Exercise details:
Find how many lines in the material hold the word "трансферты", then state that number and nothing more.

++++++++

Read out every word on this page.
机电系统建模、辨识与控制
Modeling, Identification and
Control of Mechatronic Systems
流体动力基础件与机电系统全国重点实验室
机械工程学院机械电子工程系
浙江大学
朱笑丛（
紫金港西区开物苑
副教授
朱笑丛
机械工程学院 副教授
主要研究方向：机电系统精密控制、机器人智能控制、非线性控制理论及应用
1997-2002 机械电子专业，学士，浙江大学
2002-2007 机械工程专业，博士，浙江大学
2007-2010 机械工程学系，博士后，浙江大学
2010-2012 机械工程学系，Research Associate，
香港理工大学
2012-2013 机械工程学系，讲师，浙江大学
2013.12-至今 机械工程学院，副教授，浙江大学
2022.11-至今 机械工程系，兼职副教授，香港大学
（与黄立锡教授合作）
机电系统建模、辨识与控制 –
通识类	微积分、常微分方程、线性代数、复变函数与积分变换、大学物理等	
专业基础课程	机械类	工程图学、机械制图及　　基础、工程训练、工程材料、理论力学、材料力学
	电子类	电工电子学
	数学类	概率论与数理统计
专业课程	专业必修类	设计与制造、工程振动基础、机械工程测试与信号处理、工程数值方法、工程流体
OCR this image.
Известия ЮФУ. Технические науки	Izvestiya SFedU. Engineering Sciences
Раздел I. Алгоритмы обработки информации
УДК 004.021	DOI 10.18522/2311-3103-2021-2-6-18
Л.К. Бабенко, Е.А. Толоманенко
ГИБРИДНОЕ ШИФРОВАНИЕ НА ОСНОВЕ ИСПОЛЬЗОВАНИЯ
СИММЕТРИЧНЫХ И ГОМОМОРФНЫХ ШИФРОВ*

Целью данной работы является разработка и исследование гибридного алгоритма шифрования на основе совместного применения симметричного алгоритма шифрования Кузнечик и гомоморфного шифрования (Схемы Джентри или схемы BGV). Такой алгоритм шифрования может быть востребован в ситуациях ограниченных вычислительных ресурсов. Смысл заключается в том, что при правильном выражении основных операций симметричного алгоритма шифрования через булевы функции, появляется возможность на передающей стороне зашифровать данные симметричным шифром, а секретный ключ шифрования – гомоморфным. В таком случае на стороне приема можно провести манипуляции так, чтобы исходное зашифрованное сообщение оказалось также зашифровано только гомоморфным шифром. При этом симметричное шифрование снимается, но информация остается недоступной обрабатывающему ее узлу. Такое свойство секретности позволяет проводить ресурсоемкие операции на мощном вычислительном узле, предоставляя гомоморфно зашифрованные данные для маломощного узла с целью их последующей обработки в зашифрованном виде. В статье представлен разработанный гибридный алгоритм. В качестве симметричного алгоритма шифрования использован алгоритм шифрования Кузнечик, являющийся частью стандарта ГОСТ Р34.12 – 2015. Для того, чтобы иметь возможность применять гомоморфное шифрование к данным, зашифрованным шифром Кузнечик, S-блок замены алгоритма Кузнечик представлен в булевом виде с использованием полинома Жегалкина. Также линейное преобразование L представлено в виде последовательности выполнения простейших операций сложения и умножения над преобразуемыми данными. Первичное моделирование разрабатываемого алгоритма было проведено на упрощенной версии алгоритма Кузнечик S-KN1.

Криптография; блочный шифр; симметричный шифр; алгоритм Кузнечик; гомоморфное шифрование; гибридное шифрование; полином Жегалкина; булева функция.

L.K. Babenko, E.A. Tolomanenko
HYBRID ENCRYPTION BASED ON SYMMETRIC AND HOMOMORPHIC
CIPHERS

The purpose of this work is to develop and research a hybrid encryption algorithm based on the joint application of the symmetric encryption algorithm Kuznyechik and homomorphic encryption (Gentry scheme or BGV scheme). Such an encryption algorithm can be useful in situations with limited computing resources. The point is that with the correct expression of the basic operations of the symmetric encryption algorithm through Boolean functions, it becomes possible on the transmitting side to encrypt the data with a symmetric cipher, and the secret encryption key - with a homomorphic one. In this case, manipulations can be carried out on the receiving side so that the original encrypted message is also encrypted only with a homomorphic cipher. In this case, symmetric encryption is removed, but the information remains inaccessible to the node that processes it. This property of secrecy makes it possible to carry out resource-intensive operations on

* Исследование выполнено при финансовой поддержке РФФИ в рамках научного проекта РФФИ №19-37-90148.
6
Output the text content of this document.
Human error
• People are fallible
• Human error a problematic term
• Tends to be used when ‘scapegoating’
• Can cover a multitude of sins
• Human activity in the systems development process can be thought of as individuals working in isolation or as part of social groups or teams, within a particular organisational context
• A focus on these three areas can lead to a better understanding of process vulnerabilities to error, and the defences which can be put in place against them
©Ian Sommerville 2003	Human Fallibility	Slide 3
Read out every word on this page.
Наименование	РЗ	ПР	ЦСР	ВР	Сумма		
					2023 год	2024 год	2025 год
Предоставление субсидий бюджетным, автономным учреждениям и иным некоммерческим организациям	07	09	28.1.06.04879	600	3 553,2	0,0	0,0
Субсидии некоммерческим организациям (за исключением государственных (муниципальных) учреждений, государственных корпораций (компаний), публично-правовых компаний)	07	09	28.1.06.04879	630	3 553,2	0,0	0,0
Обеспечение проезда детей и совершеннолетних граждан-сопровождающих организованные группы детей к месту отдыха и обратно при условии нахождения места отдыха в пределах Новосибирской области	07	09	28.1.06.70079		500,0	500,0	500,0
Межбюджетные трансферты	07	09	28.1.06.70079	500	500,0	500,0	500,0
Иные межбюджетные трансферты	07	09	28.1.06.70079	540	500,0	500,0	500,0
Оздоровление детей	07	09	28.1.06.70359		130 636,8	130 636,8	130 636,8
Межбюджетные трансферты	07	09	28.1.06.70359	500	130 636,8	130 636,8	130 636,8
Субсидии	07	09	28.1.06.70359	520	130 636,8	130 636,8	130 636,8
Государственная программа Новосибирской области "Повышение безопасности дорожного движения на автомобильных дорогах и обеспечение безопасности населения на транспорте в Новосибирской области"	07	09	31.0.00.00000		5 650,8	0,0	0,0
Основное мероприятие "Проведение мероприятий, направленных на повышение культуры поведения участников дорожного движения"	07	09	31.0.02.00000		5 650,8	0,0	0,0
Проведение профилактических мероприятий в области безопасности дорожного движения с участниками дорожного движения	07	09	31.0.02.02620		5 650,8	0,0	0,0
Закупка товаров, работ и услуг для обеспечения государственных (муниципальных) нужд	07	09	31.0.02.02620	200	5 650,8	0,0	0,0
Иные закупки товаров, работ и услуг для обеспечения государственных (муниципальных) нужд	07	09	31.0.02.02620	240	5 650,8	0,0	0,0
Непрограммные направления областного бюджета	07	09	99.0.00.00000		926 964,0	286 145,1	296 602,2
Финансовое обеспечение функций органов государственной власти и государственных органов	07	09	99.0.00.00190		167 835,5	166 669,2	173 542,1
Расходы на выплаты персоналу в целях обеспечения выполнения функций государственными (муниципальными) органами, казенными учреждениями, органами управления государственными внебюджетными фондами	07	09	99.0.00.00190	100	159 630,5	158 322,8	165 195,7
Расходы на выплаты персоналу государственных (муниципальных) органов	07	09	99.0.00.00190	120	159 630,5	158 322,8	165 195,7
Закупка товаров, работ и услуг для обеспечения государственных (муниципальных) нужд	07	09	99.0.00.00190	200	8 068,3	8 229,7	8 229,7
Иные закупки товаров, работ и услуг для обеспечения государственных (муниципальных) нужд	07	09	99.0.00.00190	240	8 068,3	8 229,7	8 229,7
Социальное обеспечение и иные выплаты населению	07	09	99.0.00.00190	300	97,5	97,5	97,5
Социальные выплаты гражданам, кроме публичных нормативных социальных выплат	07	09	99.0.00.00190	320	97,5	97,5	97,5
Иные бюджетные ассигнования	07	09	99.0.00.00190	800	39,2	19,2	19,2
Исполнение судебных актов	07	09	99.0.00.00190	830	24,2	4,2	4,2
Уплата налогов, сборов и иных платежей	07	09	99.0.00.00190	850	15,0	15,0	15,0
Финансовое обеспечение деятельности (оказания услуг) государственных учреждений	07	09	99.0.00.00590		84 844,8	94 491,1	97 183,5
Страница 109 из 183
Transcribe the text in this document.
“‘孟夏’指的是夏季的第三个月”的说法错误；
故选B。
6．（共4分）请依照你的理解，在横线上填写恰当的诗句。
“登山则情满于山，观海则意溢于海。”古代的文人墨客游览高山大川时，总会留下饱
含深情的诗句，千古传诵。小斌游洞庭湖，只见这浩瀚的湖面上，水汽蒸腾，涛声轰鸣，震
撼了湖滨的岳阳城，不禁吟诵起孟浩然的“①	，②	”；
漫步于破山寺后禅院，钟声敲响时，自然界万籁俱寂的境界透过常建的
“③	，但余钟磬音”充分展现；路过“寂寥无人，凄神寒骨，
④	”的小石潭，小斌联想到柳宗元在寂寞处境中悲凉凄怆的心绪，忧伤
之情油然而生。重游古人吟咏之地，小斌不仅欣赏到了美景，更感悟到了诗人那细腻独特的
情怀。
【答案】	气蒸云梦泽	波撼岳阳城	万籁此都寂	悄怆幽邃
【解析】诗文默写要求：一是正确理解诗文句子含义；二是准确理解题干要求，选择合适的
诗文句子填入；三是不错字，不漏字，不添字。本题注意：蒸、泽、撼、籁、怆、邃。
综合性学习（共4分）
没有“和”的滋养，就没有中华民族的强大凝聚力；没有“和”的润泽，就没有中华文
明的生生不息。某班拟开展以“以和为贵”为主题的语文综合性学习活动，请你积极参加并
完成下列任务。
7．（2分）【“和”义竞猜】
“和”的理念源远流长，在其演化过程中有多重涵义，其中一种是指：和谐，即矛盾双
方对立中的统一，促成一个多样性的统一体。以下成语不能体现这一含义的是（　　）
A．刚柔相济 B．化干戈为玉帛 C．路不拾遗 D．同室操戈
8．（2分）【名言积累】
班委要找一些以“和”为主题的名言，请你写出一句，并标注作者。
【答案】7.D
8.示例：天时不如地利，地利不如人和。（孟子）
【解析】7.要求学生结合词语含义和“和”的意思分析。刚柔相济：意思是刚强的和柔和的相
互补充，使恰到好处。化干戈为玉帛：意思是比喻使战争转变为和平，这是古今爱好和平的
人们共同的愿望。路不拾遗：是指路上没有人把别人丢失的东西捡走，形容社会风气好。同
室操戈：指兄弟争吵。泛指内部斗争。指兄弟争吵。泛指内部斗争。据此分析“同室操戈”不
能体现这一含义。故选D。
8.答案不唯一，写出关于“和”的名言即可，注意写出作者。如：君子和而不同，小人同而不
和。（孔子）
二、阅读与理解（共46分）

++++++++

Output of the task:
3